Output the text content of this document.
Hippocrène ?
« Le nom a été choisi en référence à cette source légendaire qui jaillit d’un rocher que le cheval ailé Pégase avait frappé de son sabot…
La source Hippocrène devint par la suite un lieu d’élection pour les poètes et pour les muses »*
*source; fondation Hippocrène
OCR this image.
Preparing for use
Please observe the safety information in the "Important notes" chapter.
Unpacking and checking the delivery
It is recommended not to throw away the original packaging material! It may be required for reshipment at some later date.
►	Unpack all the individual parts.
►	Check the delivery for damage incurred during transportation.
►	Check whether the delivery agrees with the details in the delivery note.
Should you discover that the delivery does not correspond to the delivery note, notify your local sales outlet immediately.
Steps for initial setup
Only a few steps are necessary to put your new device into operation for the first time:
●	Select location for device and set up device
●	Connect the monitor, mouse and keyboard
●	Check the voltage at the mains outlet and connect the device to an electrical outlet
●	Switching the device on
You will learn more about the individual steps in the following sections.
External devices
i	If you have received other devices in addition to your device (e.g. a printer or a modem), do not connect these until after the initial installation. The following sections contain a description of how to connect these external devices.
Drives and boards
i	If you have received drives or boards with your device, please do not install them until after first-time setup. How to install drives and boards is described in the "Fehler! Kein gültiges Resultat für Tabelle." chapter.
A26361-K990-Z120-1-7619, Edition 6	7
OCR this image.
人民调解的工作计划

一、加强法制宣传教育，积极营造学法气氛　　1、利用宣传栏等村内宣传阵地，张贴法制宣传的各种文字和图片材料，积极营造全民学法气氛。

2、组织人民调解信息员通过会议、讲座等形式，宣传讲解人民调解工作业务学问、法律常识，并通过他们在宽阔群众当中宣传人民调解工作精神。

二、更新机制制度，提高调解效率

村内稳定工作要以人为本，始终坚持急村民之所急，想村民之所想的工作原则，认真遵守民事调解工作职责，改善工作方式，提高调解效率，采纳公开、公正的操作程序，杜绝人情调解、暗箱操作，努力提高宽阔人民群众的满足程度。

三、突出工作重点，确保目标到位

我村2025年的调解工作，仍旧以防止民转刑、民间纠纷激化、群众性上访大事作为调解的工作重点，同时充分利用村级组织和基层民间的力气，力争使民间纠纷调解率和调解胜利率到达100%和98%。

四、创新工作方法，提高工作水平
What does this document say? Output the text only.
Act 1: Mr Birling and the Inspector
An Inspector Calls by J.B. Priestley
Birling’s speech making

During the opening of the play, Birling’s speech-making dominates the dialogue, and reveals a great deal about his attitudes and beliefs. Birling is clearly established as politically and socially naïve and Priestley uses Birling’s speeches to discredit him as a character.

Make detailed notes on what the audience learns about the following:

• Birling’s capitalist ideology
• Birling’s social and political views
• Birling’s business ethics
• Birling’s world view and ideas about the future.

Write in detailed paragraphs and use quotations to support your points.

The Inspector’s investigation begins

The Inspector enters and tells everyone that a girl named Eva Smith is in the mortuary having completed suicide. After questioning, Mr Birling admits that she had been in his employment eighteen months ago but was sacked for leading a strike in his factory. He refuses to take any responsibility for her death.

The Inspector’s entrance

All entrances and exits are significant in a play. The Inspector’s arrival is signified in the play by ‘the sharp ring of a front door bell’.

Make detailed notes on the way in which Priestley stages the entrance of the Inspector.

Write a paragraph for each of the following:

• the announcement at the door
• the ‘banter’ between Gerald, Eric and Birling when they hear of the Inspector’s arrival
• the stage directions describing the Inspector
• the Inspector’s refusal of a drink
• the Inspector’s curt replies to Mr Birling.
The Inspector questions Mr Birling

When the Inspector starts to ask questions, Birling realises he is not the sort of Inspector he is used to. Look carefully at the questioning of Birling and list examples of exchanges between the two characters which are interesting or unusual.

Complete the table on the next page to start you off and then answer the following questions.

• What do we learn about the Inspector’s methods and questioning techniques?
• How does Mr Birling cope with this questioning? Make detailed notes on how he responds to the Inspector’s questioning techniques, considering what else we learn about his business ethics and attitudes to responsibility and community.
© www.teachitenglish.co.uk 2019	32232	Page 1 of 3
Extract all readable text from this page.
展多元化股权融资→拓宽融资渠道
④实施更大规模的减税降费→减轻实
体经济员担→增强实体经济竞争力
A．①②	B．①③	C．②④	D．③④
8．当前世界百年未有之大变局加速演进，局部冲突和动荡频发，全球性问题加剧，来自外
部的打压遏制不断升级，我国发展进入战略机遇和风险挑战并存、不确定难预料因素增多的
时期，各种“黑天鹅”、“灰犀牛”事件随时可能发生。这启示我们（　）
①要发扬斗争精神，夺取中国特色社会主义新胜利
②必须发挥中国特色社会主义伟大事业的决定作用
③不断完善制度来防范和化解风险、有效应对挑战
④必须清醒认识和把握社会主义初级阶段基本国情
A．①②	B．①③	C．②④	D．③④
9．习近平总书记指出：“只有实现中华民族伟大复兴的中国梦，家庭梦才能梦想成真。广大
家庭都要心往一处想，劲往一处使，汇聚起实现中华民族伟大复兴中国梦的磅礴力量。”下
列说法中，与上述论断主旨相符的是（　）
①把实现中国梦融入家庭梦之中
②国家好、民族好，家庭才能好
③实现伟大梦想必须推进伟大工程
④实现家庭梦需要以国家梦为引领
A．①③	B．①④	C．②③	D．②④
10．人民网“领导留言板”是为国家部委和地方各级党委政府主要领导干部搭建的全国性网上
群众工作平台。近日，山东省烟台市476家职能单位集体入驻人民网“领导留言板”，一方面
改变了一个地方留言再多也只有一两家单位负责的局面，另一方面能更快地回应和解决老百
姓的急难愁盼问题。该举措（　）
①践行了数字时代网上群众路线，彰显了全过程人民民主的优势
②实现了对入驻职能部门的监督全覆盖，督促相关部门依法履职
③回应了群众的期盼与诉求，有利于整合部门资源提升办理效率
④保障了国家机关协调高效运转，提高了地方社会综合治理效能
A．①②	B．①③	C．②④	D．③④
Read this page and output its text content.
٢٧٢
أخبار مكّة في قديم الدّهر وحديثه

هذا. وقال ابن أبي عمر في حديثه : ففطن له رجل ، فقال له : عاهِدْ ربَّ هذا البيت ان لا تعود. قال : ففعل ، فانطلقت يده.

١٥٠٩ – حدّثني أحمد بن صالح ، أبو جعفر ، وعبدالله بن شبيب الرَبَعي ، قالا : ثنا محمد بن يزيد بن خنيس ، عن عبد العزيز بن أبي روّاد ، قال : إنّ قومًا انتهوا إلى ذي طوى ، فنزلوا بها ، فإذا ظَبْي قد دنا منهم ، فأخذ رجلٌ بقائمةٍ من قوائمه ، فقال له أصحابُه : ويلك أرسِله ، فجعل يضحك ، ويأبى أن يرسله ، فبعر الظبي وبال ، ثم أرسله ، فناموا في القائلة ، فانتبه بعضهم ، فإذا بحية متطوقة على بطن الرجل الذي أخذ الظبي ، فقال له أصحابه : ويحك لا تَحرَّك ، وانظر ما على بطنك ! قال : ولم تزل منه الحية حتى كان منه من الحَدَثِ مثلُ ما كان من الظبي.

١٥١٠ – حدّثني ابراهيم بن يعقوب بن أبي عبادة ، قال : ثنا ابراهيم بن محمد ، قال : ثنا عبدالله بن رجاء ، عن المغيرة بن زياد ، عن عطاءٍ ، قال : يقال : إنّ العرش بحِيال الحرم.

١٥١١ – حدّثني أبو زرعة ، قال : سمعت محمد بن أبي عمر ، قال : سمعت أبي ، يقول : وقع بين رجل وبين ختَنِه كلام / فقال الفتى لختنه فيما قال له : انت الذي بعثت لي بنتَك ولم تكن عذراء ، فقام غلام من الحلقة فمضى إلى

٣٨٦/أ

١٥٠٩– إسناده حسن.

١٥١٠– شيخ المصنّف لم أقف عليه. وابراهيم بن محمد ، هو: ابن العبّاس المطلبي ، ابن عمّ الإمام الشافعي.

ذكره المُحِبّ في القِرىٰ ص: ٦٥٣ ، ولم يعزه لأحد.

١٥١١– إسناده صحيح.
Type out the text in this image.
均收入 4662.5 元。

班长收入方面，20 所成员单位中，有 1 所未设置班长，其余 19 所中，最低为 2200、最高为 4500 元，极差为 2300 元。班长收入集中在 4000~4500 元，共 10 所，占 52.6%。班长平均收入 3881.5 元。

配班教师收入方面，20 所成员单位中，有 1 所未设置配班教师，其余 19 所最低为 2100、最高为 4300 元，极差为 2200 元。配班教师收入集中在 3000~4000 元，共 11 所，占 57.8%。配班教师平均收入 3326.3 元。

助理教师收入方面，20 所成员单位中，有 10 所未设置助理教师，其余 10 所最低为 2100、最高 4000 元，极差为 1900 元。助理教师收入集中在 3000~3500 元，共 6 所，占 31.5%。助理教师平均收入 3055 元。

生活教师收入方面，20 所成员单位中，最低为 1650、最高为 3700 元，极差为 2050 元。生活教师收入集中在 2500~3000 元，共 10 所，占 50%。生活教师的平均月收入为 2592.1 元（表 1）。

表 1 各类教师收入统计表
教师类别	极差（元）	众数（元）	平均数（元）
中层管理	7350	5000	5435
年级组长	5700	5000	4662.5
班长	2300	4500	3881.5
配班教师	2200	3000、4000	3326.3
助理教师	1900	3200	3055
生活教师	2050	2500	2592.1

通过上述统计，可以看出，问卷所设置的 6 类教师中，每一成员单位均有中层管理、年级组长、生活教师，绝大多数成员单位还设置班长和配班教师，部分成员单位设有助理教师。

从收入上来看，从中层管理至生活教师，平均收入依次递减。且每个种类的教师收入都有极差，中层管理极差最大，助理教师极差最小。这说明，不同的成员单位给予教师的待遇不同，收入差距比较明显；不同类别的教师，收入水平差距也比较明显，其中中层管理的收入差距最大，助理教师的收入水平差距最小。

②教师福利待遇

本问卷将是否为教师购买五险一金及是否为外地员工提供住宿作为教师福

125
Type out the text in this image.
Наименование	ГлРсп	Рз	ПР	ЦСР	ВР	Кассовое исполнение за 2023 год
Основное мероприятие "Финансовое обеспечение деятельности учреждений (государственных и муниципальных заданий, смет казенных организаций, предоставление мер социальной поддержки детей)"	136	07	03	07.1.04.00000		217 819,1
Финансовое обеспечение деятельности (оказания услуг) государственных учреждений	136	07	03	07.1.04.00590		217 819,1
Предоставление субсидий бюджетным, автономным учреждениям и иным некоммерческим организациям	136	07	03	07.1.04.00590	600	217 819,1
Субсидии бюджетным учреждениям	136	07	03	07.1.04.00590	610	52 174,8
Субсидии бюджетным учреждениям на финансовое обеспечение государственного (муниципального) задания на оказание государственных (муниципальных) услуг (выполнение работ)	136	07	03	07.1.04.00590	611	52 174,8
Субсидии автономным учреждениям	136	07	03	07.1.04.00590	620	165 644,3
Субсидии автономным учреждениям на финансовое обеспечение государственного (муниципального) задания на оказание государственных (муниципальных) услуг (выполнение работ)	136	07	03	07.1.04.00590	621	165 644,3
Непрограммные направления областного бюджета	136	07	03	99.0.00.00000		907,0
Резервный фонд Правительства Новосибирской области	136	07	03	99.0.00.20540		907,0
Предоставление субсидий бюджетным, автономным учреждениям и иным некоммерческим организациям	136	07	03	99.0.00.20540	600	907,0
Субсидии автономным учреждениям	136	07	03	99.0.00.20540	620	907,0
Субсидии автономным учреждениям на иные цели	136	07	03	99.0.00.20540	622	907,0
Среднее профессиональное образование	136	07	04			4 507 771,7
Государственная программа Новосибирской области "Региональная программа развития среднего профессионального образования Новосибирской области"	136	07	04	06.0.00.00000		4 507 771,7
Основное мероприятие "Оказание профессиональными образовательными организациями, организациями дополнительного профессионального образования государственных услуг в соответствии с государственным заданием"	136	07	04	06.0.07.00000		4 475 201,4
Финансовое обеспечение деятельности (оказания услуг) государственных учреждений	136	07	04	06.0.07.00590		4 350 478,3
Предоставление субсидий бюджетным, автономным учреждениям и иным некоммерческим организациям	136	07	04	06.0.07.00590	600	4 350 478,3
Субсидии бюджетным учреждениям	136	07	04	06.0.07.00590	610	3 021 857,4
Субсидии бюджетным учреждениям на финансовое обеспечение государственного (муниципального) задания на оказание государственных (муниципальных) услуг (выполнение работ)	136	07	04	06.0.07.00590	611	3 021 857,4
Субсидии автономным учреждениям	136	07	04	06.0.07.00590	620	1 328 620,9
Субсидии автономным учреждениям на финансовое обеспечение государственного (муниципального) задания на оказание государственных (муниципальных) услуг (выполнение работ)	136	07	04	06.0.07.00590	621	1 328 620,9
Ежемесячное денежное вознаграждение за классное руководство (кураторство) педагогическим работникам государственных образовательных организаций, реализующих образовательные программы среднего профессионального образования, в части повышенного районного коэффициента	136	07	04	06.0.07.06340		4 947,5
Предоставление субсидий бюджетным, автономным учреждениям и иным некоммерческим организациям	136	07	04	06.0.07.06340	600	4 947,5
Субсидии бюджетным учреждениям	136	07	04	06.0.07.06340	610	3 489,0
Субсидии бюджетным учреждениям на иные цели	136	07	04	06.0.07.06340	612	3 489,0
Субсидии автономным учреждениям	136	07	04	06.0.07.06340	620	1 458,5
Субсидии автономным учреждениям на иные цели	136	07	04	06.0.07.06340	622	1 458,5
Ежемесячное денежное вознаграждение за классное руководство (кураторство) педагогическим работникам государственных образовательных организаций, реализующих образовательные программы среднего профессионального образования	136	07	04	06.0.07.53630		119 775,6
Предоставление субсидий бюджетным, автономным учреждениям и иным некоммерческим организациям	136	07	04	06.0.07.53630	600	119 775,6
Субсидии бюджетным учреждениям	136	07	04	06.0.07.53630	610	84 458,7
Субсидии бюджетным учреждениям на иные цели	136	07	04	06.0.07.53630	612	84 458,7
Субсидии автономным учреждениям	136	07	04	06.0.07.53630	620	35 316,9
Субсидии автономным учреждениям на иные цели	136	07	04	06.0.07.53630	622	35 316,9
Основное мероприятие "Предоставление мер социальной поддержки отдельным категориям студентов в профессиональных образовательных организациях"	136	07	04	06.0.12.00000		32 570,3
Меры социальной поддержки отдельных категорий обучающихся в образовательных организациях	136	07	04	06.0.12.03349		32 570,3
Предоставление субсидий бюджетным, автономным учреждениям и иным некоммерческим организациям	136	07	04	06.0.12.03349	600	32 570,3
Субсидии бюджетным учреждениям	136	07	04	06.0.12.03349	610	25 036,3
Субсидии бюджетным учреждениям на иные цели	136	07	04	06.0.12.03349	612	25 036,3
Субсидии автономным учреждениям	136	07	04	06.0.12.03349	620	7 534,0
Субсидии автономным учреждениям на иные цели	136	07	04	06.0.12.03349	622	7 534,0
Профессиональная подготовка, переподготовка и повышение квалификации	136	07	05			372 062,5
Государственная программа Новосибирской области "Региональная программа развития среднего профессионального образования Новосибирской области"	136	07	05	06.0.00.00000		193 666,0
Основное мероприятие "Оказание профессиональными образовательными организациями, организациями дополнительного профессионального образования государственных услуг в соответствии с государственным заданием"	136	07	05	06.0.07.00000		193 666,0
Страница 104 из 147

What to do:
Pick out the lines above containing the word "образования", then copy them.

Complete response:
Государственная программа Новосибирской области "Региональная программа развития среднего профессионального образования Новосибирской области"	136	07	04	06.0.00.00000		4 507 771,7
Основное мероприятие "Оказание профессиональными образовательными организациями, организациями дополнительного профессионального образования государственных услуг в соответствии с государственным заданием"	136	07	04	06.0.07.00000		4 475 201,4
Ежемесячное денежное вознаграждение за классное руководство (кураторство) педагогическим работникам государственных образовательных организаций, реализующих образовательные программы среднего профессионального образования, в части повышенного районного коэффициента	136	07	04	06.0.07.06340		4 947,5
Ежемесячное денежное вознаграждение за классное руководство (кураторство) педагогическим работникам государственных образовательных организаций, реализующих образовательные программы среднего профессионального образования	136	07	04	06.0.07.53630		119 775,6
Государственная программа Новосибирской области "Региональная программа развития среднего профессионального образования Новосибирской области"	136	07	05	06.0.00.00000		193 666,0
Основное мероприятие "Оказание профессиональными образовательными организациями, организациями дополнительного профессионального образования государственных услуг в соответствии с государственным заданием"	136	07	05	06.0.07.00000		193 666,0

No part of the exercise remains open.